■ Work to be completed:
Repeat the lines from the line with "site-header: NIHR National" to the line with "video-title-line-1: So how", both included.

■ A block of data:
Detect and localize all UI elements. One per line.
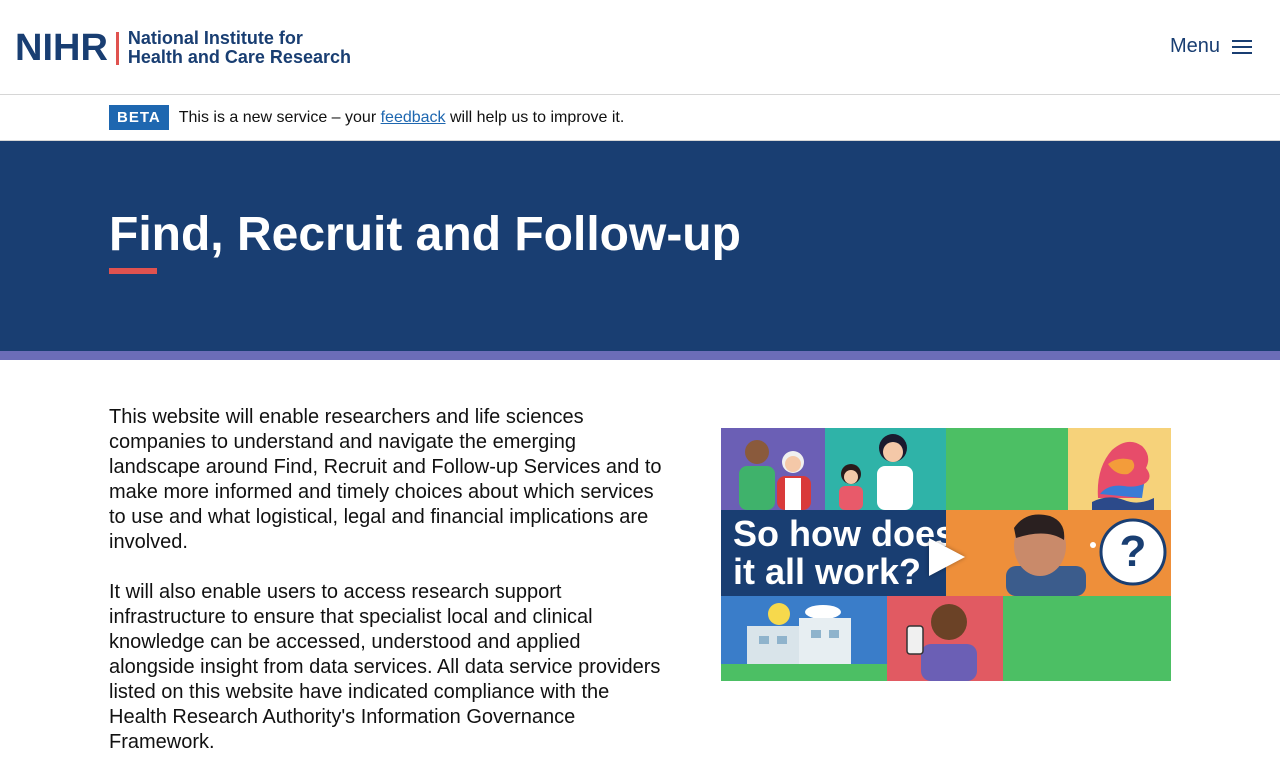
site-header: NIHR National Institute for Health and C… xyxy=(0,0,1280,95)
intro-paragraph-1: This website will enable researchers and… xyxy=(109,406,662,553)
video-title-panel: So how does it all work? xyxy=(721,510,955,596)
beta-tag: BETA xyxy=(109,105,169,130)
logo-divider xyxy=(115,31,119,65)
beta-banner: BETA This is a new service – your feedba… xyxy=(0,95,1280,141)
nihr-logo[interactable]: NIHR National Institute for Health and C… xyxy=(15,27,351,69)
logo-mark: NIHR xyxy=(15,27,108,69)
illustration-tile-purple xyxy=(721,428,825,510)
beta-text-after: will help us to improve it. xyxy=(445,108,625,126)
hamburger-icon xyxy=(1232,39,1252,54)
people-illustration-icon xyxy=(739,440,811,510)
logo-line-2: Health and Care Research xyxy=(127,47,351,67)
beta-message: This is a new service – your feedback wi… xyxy=(179,109,625,127)
illustration-tile-teal xyxy=(825,428,946,510)
menu-label: Menu xyxy=(1169,35,1220,57)
logo-text: National Institute for Health and Care R… xyxy=(128,29,351,67)
beta-text-before: This is a new service – your xyxy=(178,108,381,126)
hospital-illustration-icon xyxy=(721,603,887,681)
illustration-tile-yellow xyxy=(1068,428,1171,510)
play-icon[interactable] xyxy=(929,538,965,576)
illustration-tile-green-2 xyxy=(1003,596,1171,681)
menu-button[interactable]: Menu xyxy=(1170,35,1252,58)
title-underline xyxy=(109,268,157,274)
illustration-tile-green xyxy=(946,428,1068,510)
intro-paragraph-2: It will also enable users to access rese… xyxy=(109,581,661,753)
illustration-tile-orange: ? xyxy=(946,510,1171,596)
logo-line-1: National Institute for xyxy=(127,28,303,48)
doctor-child-illustration-icon xyxy=(839,434,913,510)
illustration-tile-red xyxy=(887,596,1003,681)
feedback-link[interactable]: feedback xyxy=(381,109,446,126)
video-title-line-1: So how does xyxy=(733,513,956,554)
illustration-tile-blue xyxy=(721,596,887,681)
hero-banner: Find, Recruit and Follow-up xyxy=(0,141,1280,351)
question-mark: ? xyxy=(1119,527,1147,576)
hero-stripe xyxy=(0,351,1280,360)
colorful-head-icon xyxy=(1092,441,1154,510)
page-title: Find, Recruit and Follow-up xyxy=(109,208,741,261)
man-with-phone-illustration-icon xyxy=(906,604,977,681)
video-thumbnail[interactable]: So how does it all work? ? xyxy=(721,428,1171,681)
video-title-line-2: it all work? xyxy=(733,551,922,592)
intro-content: This website will enable researchers and… xyxy=(109,405,669,780)
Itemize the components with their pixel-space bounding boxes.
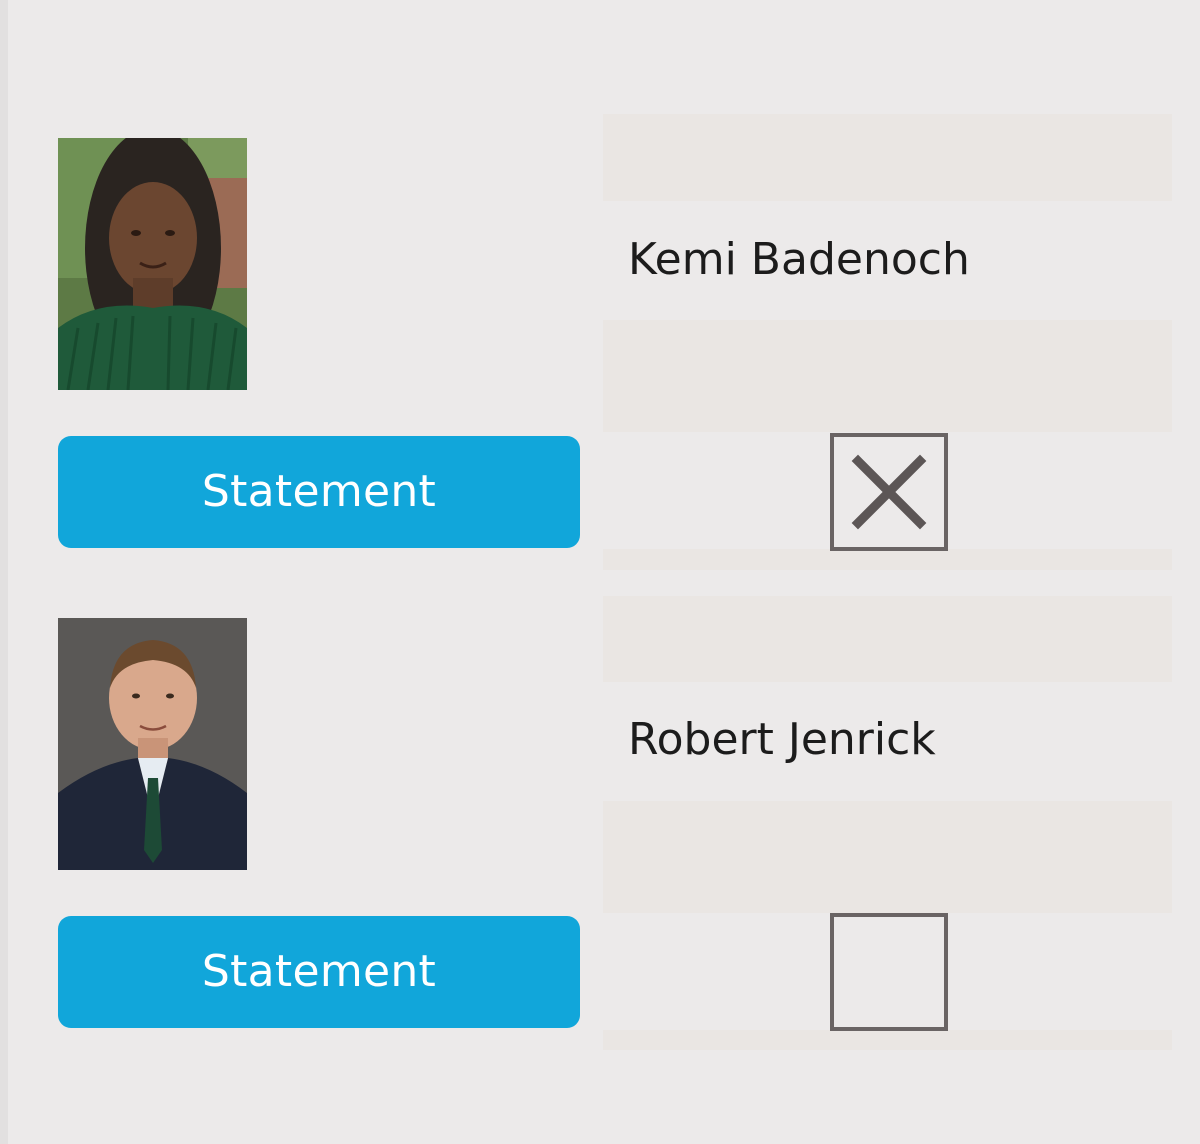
candidate-photo: [58, 618, 247, 870]
candidate-portrait-image: [58, 618, 247, 870]
panel-bottom-strip: [603, 549, 1172, 570]
panel-bottom-strip: [603, 1030, 1172, 1050]
candidate-row-jenrick: Statement Robert Jenrick: [0, 0, 1200, 1050]
vote-checkbox[interactable]: [830, 913, 948, 1031]
candidate-name: Robert Jenrick: [628, 714, 936, 765]
panel-middle-strip: [603, 801, 1172, 913]
statement-button[interactable]: Statement: [58, 916, 580, 1028]
panel-top-strip: [603, 596, 1172, 682]
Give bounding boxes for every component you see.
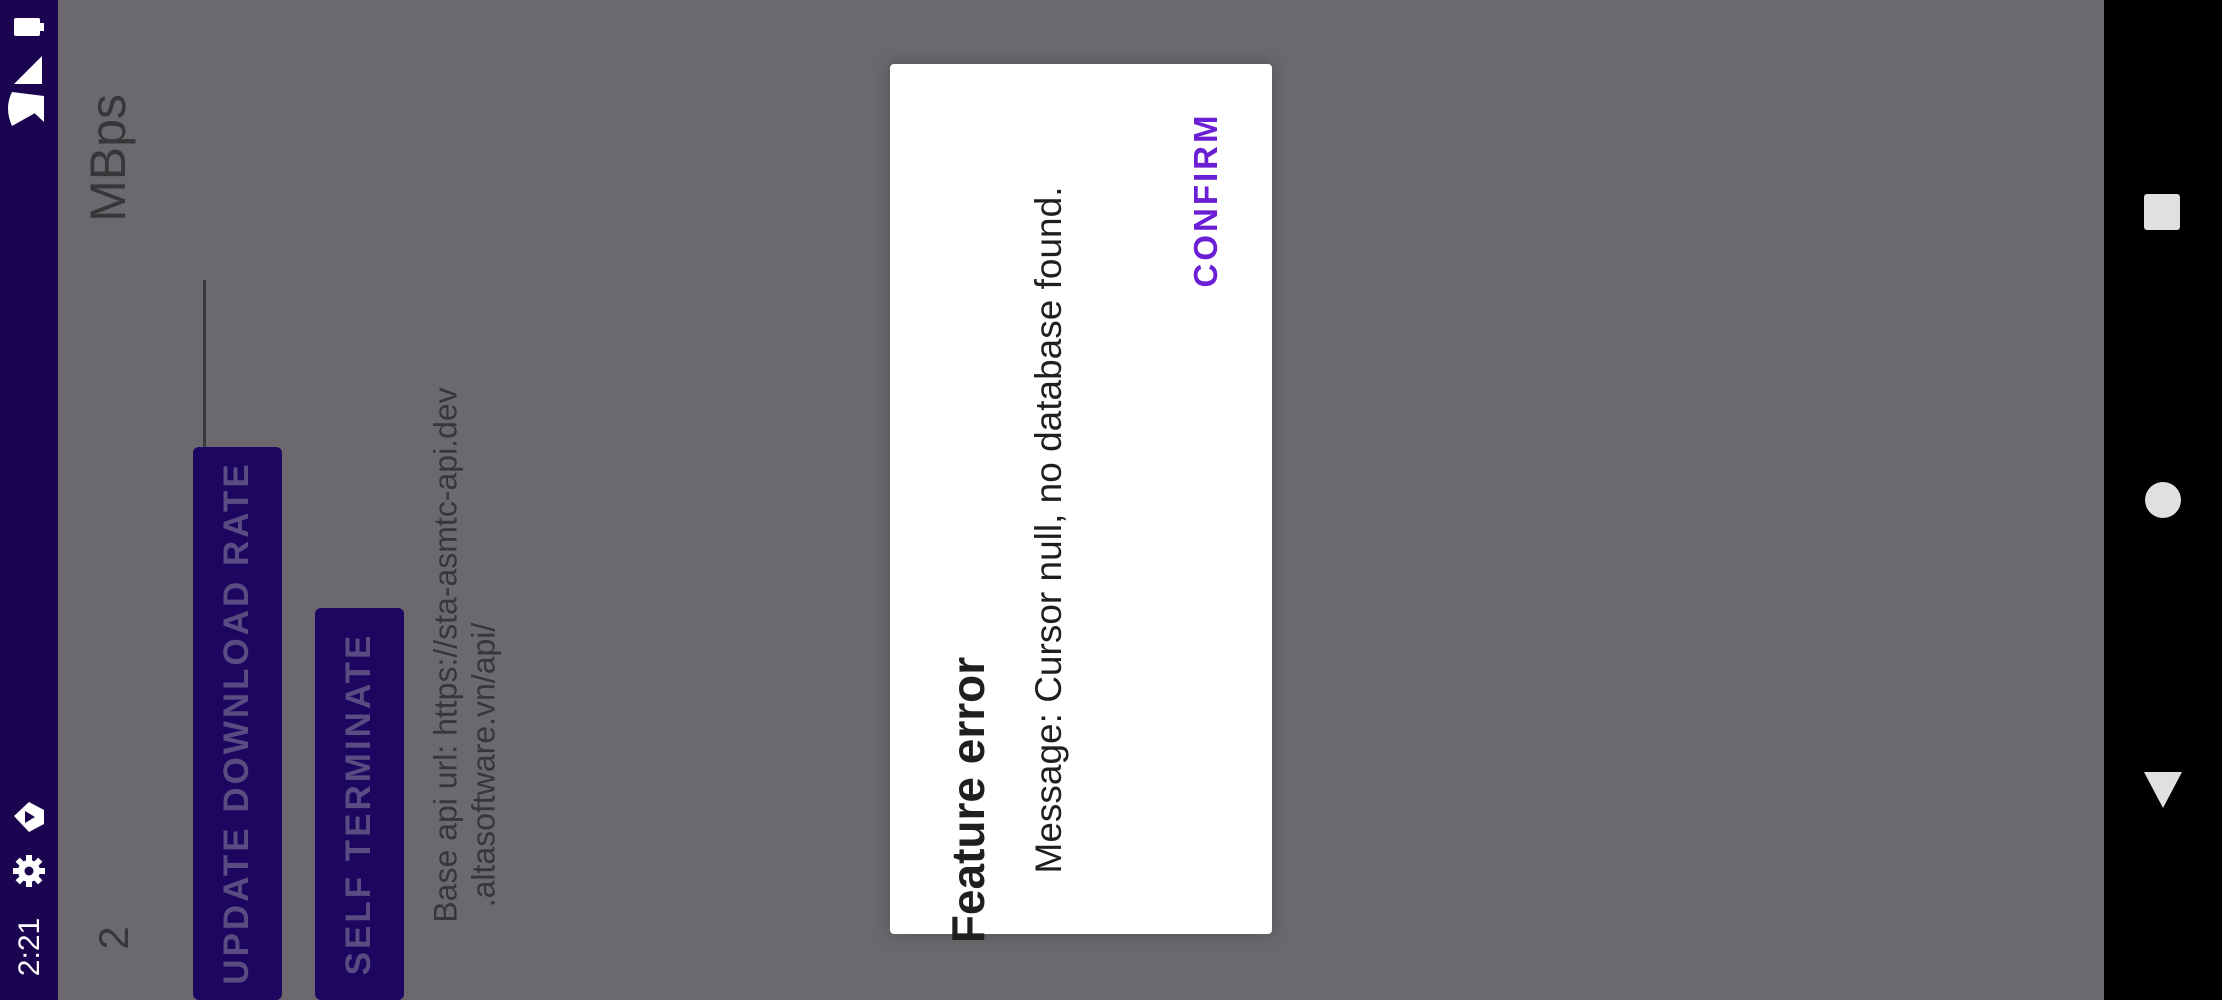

■ Complete response:
site-header: NIHR National Institute for Health and C… xyxy=(0,0,1280,95)
intro-paragraph-1: This website will enable researchers and… xyxy=(109,406,662,553)
video-title-panel: So how does it all work? xyxy=(721,510,955,596)
beta-tag: BETA xyxy=(109,105,169,130)
logo-divider xyxy=(115,31,119,65)
beta-banner: BETA This is a new service – your feedba… xyxy=(0,95,1280,141)
nihr-logo[interactable]: NIHR National Institute for Health and C… xyxy=(15,27,351,69)
logo-mark: NIHR xyxy=(15,27,108,69)
illustration-tile-purple xyxy=(721,428,825,510)
beta-text-after: will help us to improve it. xyxy=(445,108,625,126)
hamburger-icon xyxy=(1232,39,1252,54)
people-illustration-icon xyxy=(739,440,811,510)
logo-line-2: Health and Care Research xyxy=(127,47,351,67)
beta-message: This is a new service – your feedback wi… xyxy=(179,109,625,127)
illustration-tile-teal xyxy=(825,428,946,510)
menu-label: Menu xyxy=(1169,35,1220,57)
logo-text: National Institute for Health and Care R… xyxy=(128,29,351,67)
beta-text-before: This is a new service – your xyxy=(178,108,381,126)
hospital-illustration-icon xyxy=(721,603,887,681)
illustration-tile-yellow xyxy=(1068,428,1171,510)
play-icon[interactable] xyxy=(929,538,965,576)
illustration-tile-green-2 xyxy=(1003,596,1171,681)
menu-button[interactable]: Menu xyxy=(1170,35,1252,58)
title-underline xyxy=(109,268,157,274)
illustration-tile-green xyxy=(946,428,1068,510)
intro-paragraph-2: It will also enable users to access rese… xyxy=(109,581,661,753)
illustration-tile-orange: ? xyxy=(946,510,1171,596)
logo-line-1: National Institute for xyxy=(127,28,303,48)
doctor-child-illustration-icon xyxy=(839,434,913,510)
illustration-tile-red xyxy=(887,596,1003,681)
feedback-link[interactable]: feedback xyxy=(381,109,446,126)
video-title-line-1: So how does xyxy=(733,513,956,554)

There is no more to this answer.